* **DIRECTIONS**: Lines containing the string "name" are to be counted; report the total by itself.

* **MATERIAL PROVIDED**:
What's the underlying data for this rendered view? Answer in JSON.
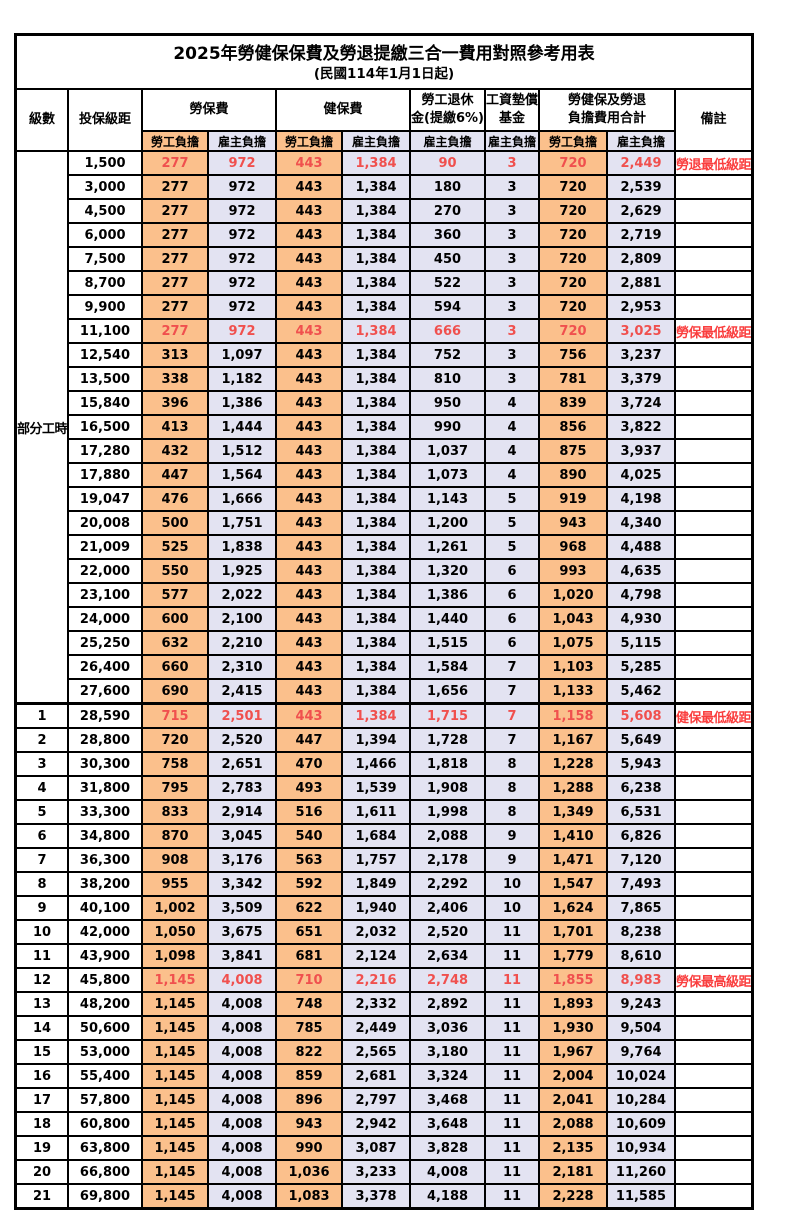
{
  "title": "2025年勞健保保費及勞退提繳三合一費用對照參考用表",
  "subtitle": "(民國114年1月1日起)",
  "colors": {
    "employee_bg": "#fbc08c",
    "employer_bg": "#e3e3f2",
    "highlight_text": "#f0504e",
    "remark_text": "#fa3e3e",
    "border": "#000000"
  },
  "header": {
    "level": "級數",
    "bracket": "投保級距",
    "labor_insurance": "勞保費",
    "health_insurance": "健保費",
    "pension_line1": "勞工退休",
    "pension_line2": "金(提繳6%)",
    "wage_fund_line1": "工資墊償",
    "wage_fund_line2": "基金",
    "total_line1": "勞健保及勞退",
    "total_line2": "負擔費用合計",
    "remark": "備註",
    "employee_share": "勞工負擔",
    "employer_share": "雇主負擔"
  },
  "part_time_label": "部分工時",
  "rows": [
    {
      "level": "",
      "bracket": "1,500",
      "li_emp": "277",
      "li_er": "972",
      "hi_emp": "443",
      "hi_er": "1,384",
      "pension": "90",
      "fund": "3",
      "tot_emp": "720",
      "tot_er": "2,449",
      "remark": "勞退最低級距",
      "red": true
    },
    {
      "level": "",
      "bracket": "3,000",
      "li_emp": "277",
      "li_er": "972",
      "hi_emp": "443",
      "hi_er": "1,384",
      "pension": "180",
      "fund": "3",
      "tot_emp": "720",
      "tot_er": "2,539",
      "remark": "",
      "red": false
    },
    {
      "level": "",
      "bracket": "4,500",
      "li_emp": "277",
      "li_er": "972",
      "hi_emp": "443",
      "hi_er": "1,384",
      "pension": "270",
      "fund": "3",
      "tot_emp": "720",
      "tot_er": "2,629",
      "remark": "",
      "red": false
    },
    {
      "level": "",
      "bracket": "6,000",
      "li_emp": "277",
      "li_er": "972",
      "hi_emp": "443",
      "hi_er": "1,384",
      "pension": "360",
      "fund": "3",
      "tot_emp": "720",
      "tot_er": "2,719",
      "remark": "",
      "red": false
    },
    {
      "level": "",
      "bracket": "7,500",
      "li_emp": "277",
      "li_er": "972",
      "hi_emp": "443",
      "hi_er": "1,384",
      "pension": "450",
      "fund": "3",
      "tot_emp": "720",
      "tot_er": "2,809",
      "remark": "",
      "red": false
    },
    {
      "level": "",
      "bracket": "8,700",
      "li_emp": "277",
      "li_er": "972",
      "hi_emp": "443",
      "hi_er": "1,384",
      "pension": "522",
      "fund": "3",
      "tot_emp": "720",
      "tot_er": "2,881",
      "remark": "",
      "red": false
    },
    {
      "level": "",
      "bracket": "9,900",
      "li_emp": "277",
      "li_er": "972",
      "hi_emp": "443",
      "hi_er": "1,384",
      "pension": "594",
      "fund": "3",
      "tot_emp": "720",
      "tot_er": "2,953",
      "remark": "",
      "red": false
    },
    {
      "level": "",
      "bracket": "11,100",
      "li_emp": "277",
      "li_er": "972",
      "hi_emp": "443",
      "hi_er": "1,384",
      "pension": "666",
      "fund": "3",
      "tot_emp": "720",
      "tot_er": "3,025",
      "remark": "勞保最低級距",
      "red": true
    },
    {
      "level": "",
      "bracket": "12,540",
      "li_emp": "313",
      "li_er": "1,097",
      "hi_emp": "443",
      "hi_er": "1,384",
      "pension": "752",
      "fund": "3",
      "tot_emp": "756",
      "tot_er": "3,237",
      "remark": "",
      "red": false
    },
    {
      "level": "",
      "bracket": "13,500",
      "li_emp": "338",
      "li_er": "1,182",
      "hi_emp": "443",
      "hi_er": "1,384",
      "pension": "810",
      "fund": "3",
      "tot_emp": "781",
      "tot_er": "3,379",
      "remark": "",
      "red": false
    },
    {
      "level": "",
      "bracket": "15,840",
      "li_emp": "396",
      "li_er": "1,386",
      "hi_emp": "443",
      "hi_er": "1,384",
      "pension": "950",
      "fund": "4",
      "tot_emp": "839",
      "tot_er": "3,724",
      "remark": "",
      "red": false
    },
    {
      "level": "",
      "bracket": "16,500",
      "li_emp": "413",
      "li_er": "1,444",
      "hi_emp": "443",
      "hi_er": "1,384",
      "pension": "990",
      "fund": "4",
      "tot_emp": "856",
      "tot_er": "3,822",
      "remark": "",
      "red": false
    },
    {
      "level": "",
      "bracket": "17,280",
      "li_emp": "432",
      "li_er": "1,512",
      "hi_emp": "443",
      "hi_er": "1,384",
      "pension": "1,037",
      "fund": "4",
      "tot_emp": "875",
      "tot_er": "3,937",
      "remark": "",
      "red": false
    },
    {
      "level": "",
      "bracket": "17,880",
      "li_emp": "447",
      "li_er": "1,564",
      "hi_emp": "443",
      "hi_er": "1,384",
      "pension": "1,073",
      "fund": "4",
      "tot_emp": "890",
      "tot_er": "4,025",
      "remark": "",
      "red": false
    },
    {
      "level": "",
      "bracket": "19,047",
      "li_emp": "476",
      "li_er": "1,666",
      "hi_emp": "443",
      "hi_er": "1,384",
      "pension": "1,143",
      "fund": "5",
      "tot_emp": "919",
      "tot_er": "4,198",
      "remark": "",
      "red": false
    },
    {
      "level": "",
      "bracket": "20,008",
      "li_emp": "500",
      "li_er": "1,751",
      "hi_emp": "443",
      "hi_er": "1,384",
      "pension": "1,200",
      "fund": "5",
      "tot_emp": "943",
      "tot_er": "4,340",
      "remark": "",
      "red": false
    },
    {
      "level": "",
      "bracket": "21,009",
      "li_emp": "525",
      "li_er": "1,838",
      "hi_emp": "443",
      "hi_er": "1,384",
      "pension": "1,261",
      "fund": "5",
      "tot_emp": "968",
      "tot_er": "4,488",
      "remark": "",
      "red": false
    },
    {
      "level": "",
      "bracket": "22,000",
      "li_emp": "550",
      "li_er": "1,925",
      "hi_emp": "443",
      "hi_er": "1,384",
      "pension": "1,320",
      "fund": "6",
      "tot_emp": "993",
      "tot_er": "4,635",
      "remark": "",
      "red": false
    },
    {
      "level": "",
      "bracket": "23,100",
      "li_emp": "577",
      "li_er": "2,022",
      "hi_emp": "443",
      "hi_er": "1,384",
      "pension": "1,386",
      "fund": "6",
      "tot_emp": "1,020",
      "tot_er": "4,798",
      "remark": "",
      "red": false
    },
    {
      "level": "",
      "bracket": "24,000",
      "li_emp": "600",
      "li_er": "2,100",
      "hi_emp": "443",
      "hi_er": "1,384",
      "pension": "1,440",
      "fund": "6",
      "tot_emp": "1,043",
      "tot_er": "4,930",
      "remark": "",
      "red": false
    },
    {
      "level": "",
      "bracket": "25,250",
      "li_emp": "632",
      "li_er": "2,210",
      "hi_emp": "443",
      "hi_er": "1,384",
      "pension": "1,515",
      "fund": "6",
      "tot_emp": "1,075",
      "tot_er": "5,115",
      "remark": "",
      "red": false
    },
    {
      "level": "",
      "bracket": "26,400",
      "li_emp": "660",
      "li_er": "2,310",
      "hi_emp": "443",
      "hi_er": "1,384",
      "pension": "1,584",
      "fund": "7",
      "tot_emp": "1,103",
      "tot_er": "5,285",
      "remark": "",
      "red": false
    },
    {
      "level": "",
      "bracket": "27,600",
      "li_emp": "690",
      "li_er": "2,415",
      "hi_emp": "443",
      "hi_er": "1,384",
      "pension": "1,656",
      "fund": "7",
      "tot_emp": "1,133",
      "tot_er": "5,462",
      "remark": "",
      "red": false
    },
    {
      "level": "1",
      "bracket": "28,590",
      "li_emp": "715",
      "li_er": "2,501",
      "hi_emp": "443",
      "hi_er": "1,384",
      "pension": "1,715",
      "fund": "7",
      "tot_emp": "1,158",
      "tot_er": "5,608",
      "remark": "健保最低級距",
      "red": true,
      "thick": true
    },
    {
      "level": "2",
      "bracket": "28,800",
      "li_emp": "720",
      "li_er": "2,520",
      "hi_emp": "447",
      "hi_er": "1,394",
      "pension": "1,728",
      "fund": "7",
      "tot_emp": "1,167",
      "tot_er": "5,649",
      "remark": "",
      "red": false
    },
    {
      "level": "3",
      "bracket": "30,300",
      "li_emp": "758",
      "li_er": "2,651",
      "hi_emp": "470",
      "hi_er": "1,466",
      "pension": "1,818",
      "fund": "8",
      "tot_emp": "1,228",
      "tot_er": "5,943",
      "remark": "",
      "red": false
    },
    {
      "level": "4",
      "bracket": "31,800",
      "li_emp": "795",
      "li_er": "2,783",
      "hi_emp": "493",
      "hi_er": "1,539",
      "pension": "1,908",
      "fund": "8",
      "tot_emp": "1,288",
      "tot_er": "6,238",
      "remark": "",
      "red": false
    },
    {
      "level": "5",
      "bracket": "33,300",
      "li_emp": "833",
      "li_er": "2,914",
      "hi_emp": "516",
      "hi_er": "1,611",
      "pension": "1,998",
      "fund": "8",
      "tot_emp": "1,349",
      "tot_er": "6,531",
      "remark": "",
      "red": false
    },
    {
      "level": "6",
      "bracket": "34,800",
      "li_emp": "870",
      "li_er": "3,045",
      "hi_emp": "540",
      "hi_er": "1,684",
      "pension": "2,088",
      "fund": "9",
      "tot_emp": "1,410",
      "tot_er": "6,826",
      "remark": "",
      "red": false
    },
    {
      "level": "7",
      "bracket": "36,300",
      "li_emp": "908",
      "li_er": "3,176",
      "hi_emp": "563",
      "hi_er": "1,757",
      "pension": "2,178",
      "fund": "9",
      "tot_emp": "1,471",
      "tot_er": "7,120",
      "remark": "",
      "red": false
    },
    {
      "level": "8",
      "bracket": "38,200",
      "li_emp": "955",
      "li_er": "3,342",
      "hi_emp": "592",
      "hi_er": "1,849",
      "pension": "2,292",
      "fund": "10",
      "tot_emp": "1,547",
      "tot_er": "7,493",
      "remark": "",
      "red": false
    },
    {
      "level": "9",
      "bracket": "40,100",
      "li_emp": "1,002",
      "li_er": "3,509",
      "hi_emp": "622",
      "hi_er": "1,940",
      "pension": "2,406",
      "fund": "10",
      "tot_emp": "1,624",
      "tot_er": "7,865",
      "remark": "",
      "red": false
    },
    {
      "level": "10",
      "bracket": "42,000",
      "li_emp": "1,050",
      "li_er": "3,675",
      "hi_emp": "651",
      "hi_er": "2,032",
      "pension": "2,520",
      "fund": "11",
      "tot_emp": "1,701",
      "tot_er": "8,238",
      "remark": "",
      "red": false
    },
    {
      "level": "11",
      "bracket": "43,900",
      "li_emp": "1,098",
      "li_er": "3,841",
      "hi_emp": "681",
      "hi_er": "2,124",
      "pension": "2,634",
      "fund": "11",
      "tot_emp": "1,779",
      "tot_er": "8,610",
      "remark": "",
      "red": false
    },
    {
      "level": "12",
      "bracket": "45,800",
      "li_emp": "1,145",
      "li_er": "4,008",
      "hi_emp": "710",
      "hi_er": "2,216",
      "pension": "2,748",
      "fund": "11",
      "tot_emp": "1,855",
      "tot_er": "8,983",
      "remark": "勞保最高級距",
      "red": true
    },
    {
      "level": "13",
      "bracket": "48,200",
      "li_emp": "1,145",
      "li_er": "4,008",
      "hi_emp": "748",
      "hi_er": "2,332",
      "pension": "2,892",
      "fund": "11",
      "tot_emp": "1,893",
      "tot_er": "9,243",
      "remark": "",
      "red": false
    },
    {
      "level": "14",
      "bracket": "50,600",
      "li_emp": "1,145",
      "li_er": "4,008",
      "hi_emp": "785",
      "hi_er": "2,449",
      "pension": "3,036",
      "fund": "11",
      "tot_emp": "1,930",
      "tot_er": "9,504",
      "remark": "",
      "red": false
    },
    {
      "level": "15",
      "bracket": "53,000",
      "li_emp": "1,145",
      "li_er": "4,008",
      "hi_emp": "822",
      "hi_er": "2,565",
      "pension": "3,180",
      "fund": "11",
      "tot_emp": "1,967",
      "tot_er": "9,764",
      "remark": "",
      "red": false
    },
    {
      "level": "16",
      "bracket": "55,400",
      "li_emp": "1,145",
      "li_er": "4,008",
      "hi_emp": "859",
      "hi_er": "2,681",
      "pension": "3,324",
      "fund": "11",
      "tot_emp": "2,004",
      "tot_er": "10,024",
      "remark": "",
      "red": false
    },
    {
      "level": "17",
      "bracket": "57,800",
      "li_emp": "1,145",
      "li_er": "4,008",
      "hi_emp": "896",
      "hi_er": "2,797",
      "pension": "3,468",
      "fund": "11",
      "tot_emp": "2,041",
      "tot_er": "10,284",
      "remark": "",
      "red": false
    },
    {
      "level": "18",
      "bracket": "60,800",
      "li_emp": "1,145",
      "li_er": "4,008",
      "hi_emp": "943",
      "hi_er": "2,942",
      "pension": "3,648",
      "fund": "11",
      "tot_emp": "2,088",
      "tot_er": "10,609",
      "remark": "",
      "red": false
    },
    {
      "level": "19",
      "bracket": "63,800",
      "li_emp": "1,145",
      "li_er": "4,008",
      "hi_emp": "990",
      "hi_er": "3,087",
      "pension": "3,828",
      "fund": "11",
      "tot_emp": "2,135",
      "tot_er": "10,934",
      "remark": "",
      "red": false
    },
    {
      "level": "20",
      "bracket": "66,800",
      "li_emp": "1,145",
      "li_er": "4,008",
      "hi_emp": "1,036",
      "hi_er": "3,233",
      "pension": "4,008",
      "fund": "11",
      "tot_emp": "2,181",
      "tot_er": "11,260",
      "remark": "",
      "red": false
    },
    {
      "level": "21",
      "bracket": "69,800",
      "li_emp": "1,145",
      "li_er": "4,008",
      "hi_emp": "1,083",
      "hi_er": "3,378",
      "pension": "4,188",
      "fund": "11",
      "tot_emp": "2,228",
      "tot_er": "11,585",
      "remark": "",
      "red": false
    }
  ]
}
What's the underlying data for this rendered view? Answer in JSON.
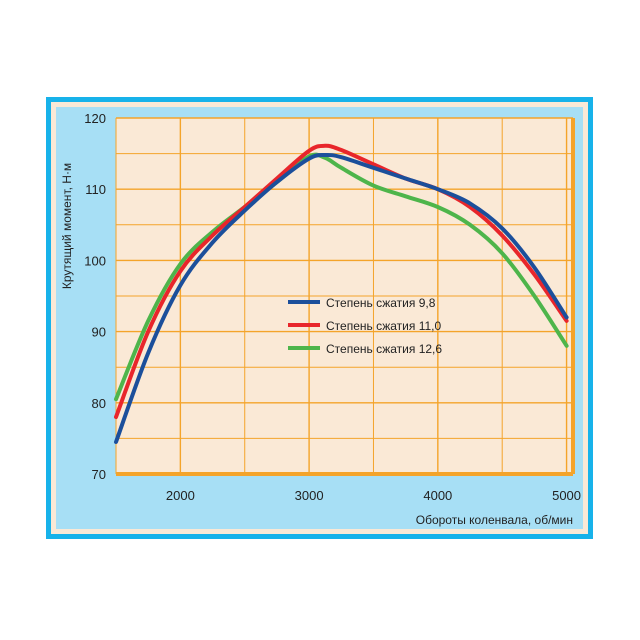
{
  "chart_data": {
    "type": "line",
    "xlabel": "Обороты коленвала, об/мин",
    "ylabel": "Крутящий момент, Н·м",
    "xlim": [
      1500,
      5050
    ],
    "ylim": [
      70,
      120
    ],
    "x_ticks": [
      "2000",
      "3000",
      "4000",
      "5000"
    ],
    "y_ticks": [
      "70",
      "80",
      "90",
      "100",
      "110",
      "120"
    ],
    "grid": true,
    "legend_position": "center",
    "colors": {
      "frame": "#17b2ea",
      "panel": "#a7dff5",
      "plot": "#fae9d6",
      "grid": "#f4a42a"
    },
    "x": [
      1500,
      1750,
      2000,
      2250,
      2500,
      2750,
      3000,
      3125,
      3250,
      3500,
      3750,
      4000,
      4250,
      4500,
      4750,
      5000
    ],
    "series": [
      {
        "name": "Степень сжатия 9,8",
        "color": "#1b4f9b",
        "values": [
          74.5,
          87,
          96.5,
          102.5,
          107,
          111,
          114.3,
          114.8,
          114.5,
          113,
          111.5,
          110,
          108,
          104.5,
          99,
          92
        ]
      },
      {
        "name": "Степень сжатия 11,0",
        "color": "#e8262b",
        "values": [
          78,
          90,
          98.5,
          103.5,
          107.5,
          111.5,
          115.4,
          116.1,
          115.5,
          113.5,
          111.5,
          110,
          107.5,
          103.5,
          98,
          91.5
        ]
      },
      {
        "name": "Степень сжатия 12,6",
        "color": "#4eb54b",
        "values": [
          80.5,
          91.5,
          99.5,
          104,
          107.5,
          111,
          114.6,
          114.4,
          113,
          110.5,
          109,
          107.5,
          105,
          101,
          95,
          88
        ]
      }
    ]
  }
}
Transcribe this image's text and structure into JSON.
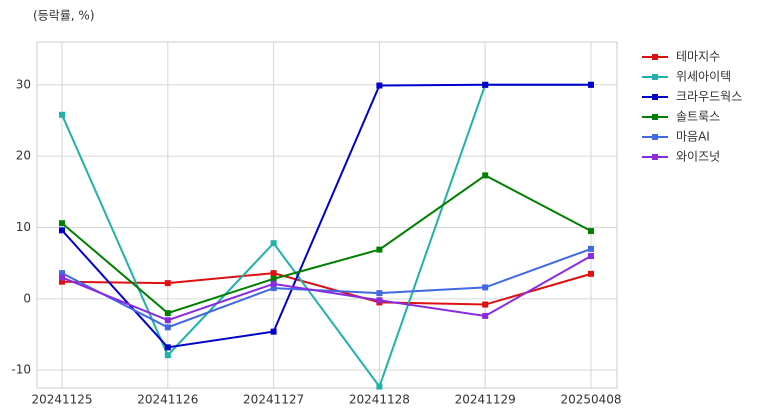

* **ANSWER TO THIS EXERCISE**: 3